### Stated task
Repeat every line of the data exactly, but not the pictures.

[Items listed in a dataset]
====================

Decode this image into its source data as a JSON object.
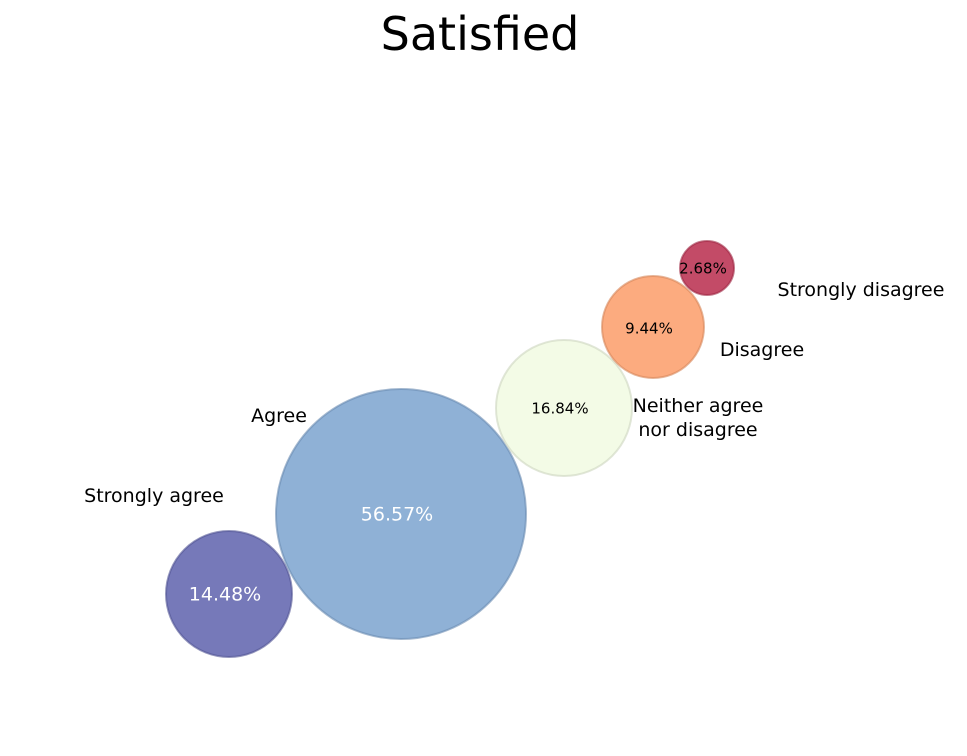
{
  "chart_data": {
    "type": "bubble",
    "title": "Satisfied",
    "categories": [
      "Strongly agree",
      "Agree",
      "Neither agree\nnor disagree",
      "Disagree",
      "Strongly disagree"
    ],
    "values": [
      14.48,
      56.57,
      16.84,
      9.44,
      2.68
    ],
    "value_labels": [
      "14.48%",
      "56.57%",
      "16.84%",
      "9.44%",
      "2.68%"
    ],
    "colors": [
      "#5e62ad",
      "#7ba3cf",
      "#f1fae2",
      "#fb9c69",
      "#b82c4c"
    ],
    "value_label_colors": [
      "#ffffff",
      "#ffffff",
      "#000000",
      "#000000",
      "#000000"
    ],
    "legend": "none",
    "grid": false
  }
}
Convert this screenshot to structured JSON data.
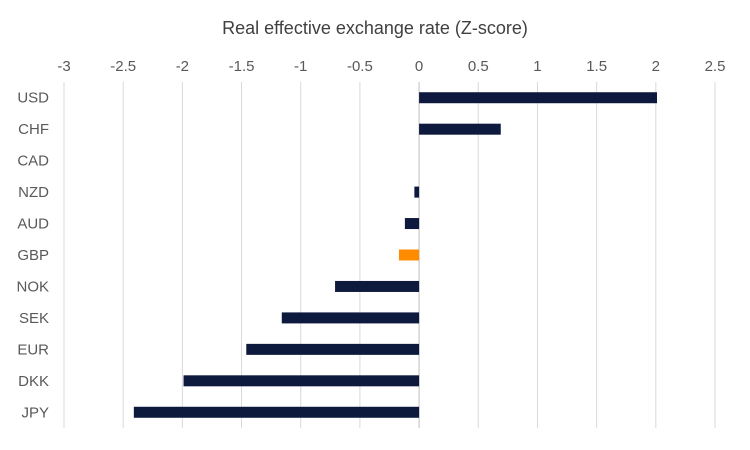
{
  "chart_data": {
    "type": "bar",
    "orientation": "horizontal",
    "title": "Real effective exchange rate (Z-score)",
    "xlabel": "",
    "ylabel": "",
    "xlim": [
      -3,
      2.5
    ],
    "x_ticks": [
      -3,
      -2.5,
      -2,
      -1.5,
      -1,
      -0.5,
      0,
      0.5,
      1,
      1.5,
      2,
      2.5
    ],
    "x_tick_labels": [
      "-3",
      "-2.5",
      "-2",
      "-1.5",
      "-1",
      "-0.5",
      "0",
      "0.5",
      "1",
      "1.5",
      "2",
      "2.5"
    ],
    "x_axis_position": "top",
    "grid": "vertical",
    "legend": "none",
    "categories": [
      "USD",
      "CHF",
      "CAD",
      "NZD",
      "AUD",
      "GBP",
      "NOK",
      "SEK",
      "EUR",
      "DKK",
      "JPY"
    ],
    "values": [
      2.01,
      0.69,
      0.0,
      -0.04,
      -0.12,
      -0.17,
      -0.71,
      -1.16,
      -1.46,
      -1.99,
      -2.41
    ],
    "colors": {
      "default_bar": "#0e1a3d",
      "highlight_bar": "#ff8c00",
      "highlight_category": "GBP",
      "gridline": "#d9d9d9",
      "text": "#595959",
      "title": "#404040"
    }
  }
}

====================

### Solution below
Decode this image into its source data as a JSON object.
{
  "chart_data": {
    "type": "bubble",
    "title": "Satisfied",
    "categories": [
      "Strongly agree",
      "Agree",
      "Neither agree\nnor disagree",
      "Disagree",
      "Strongly disagree"
    ],
    "values": [
      14.48,
      56.57,
      16.84,
      9.44,
      2.68
    ],
    "value_labels": [
      "14.48%",
      "56.57%",
      "16.84%",
      "9.44%",
      "2.68%"
    ],
    "colors": [
      "#5e62ad",
      "#7ba3cf",
      "#f1fae2",
      "#fb9c69",
      "#b82c4c"
    ],
    "value_label_colors": [
      "#ffffff",
      "#ffffff",
      "#000000",
      "#000000",
      "#000000"
    ],
    "legend": "none",
    "grid": false
  }
}
Convert this screenshot to structured JSON data.
{
  "chart_data": {
    "type": "bar",
    "orientation": "horizontal",
    "title": "Real effective exchange rate (Z-score)",
    "xlabel": "",
    "ylabel": "",
    "xlim": [
      -3,
      2.5
    ],
    "x_ticks": [
      -3,
      -2.5,
      -2,
      -1.5,
      -1,
      -0.5,
      0,
      0.5,
      1,
      1.5,
      2,
      2.5
    ],
    "x_tick_labels": [
      "-3",
      "-2.5",
      "-2",
      "-1.5",
      "-1",
      "-0.5",
      "0",
      "0.5",
      "1",
      "1.5",
      "2",
      "2.5"
    ],
    "x_axis_position": "top",
    "grid": "vertical",
    "legend": "none",
    "categories": [
      "USD",
      "CHF",
      "CAD",
      "NZD",
      "AUD",
      "GBP",
      "NOK",
      "SEK",
      "EUR",
      "DKK",
      "JPY"
    ],
    "values": [
      2.01,
      0.69,
      0.0,
      -0.04,
      -0.12,
      -0.17,
      -0.71,
      -1.16,
      -1.46,
      -1.99,
      -2.41
    ],
    "colors": {
      "default_bar": "#0e1a3d",
      "highlight_bar": "#ff8c00",
      "highlight_category": "GBP",
      "gridline": "#d9d9d9",
      "text": "#595959",
      "title": "#404040"
    }
  }
}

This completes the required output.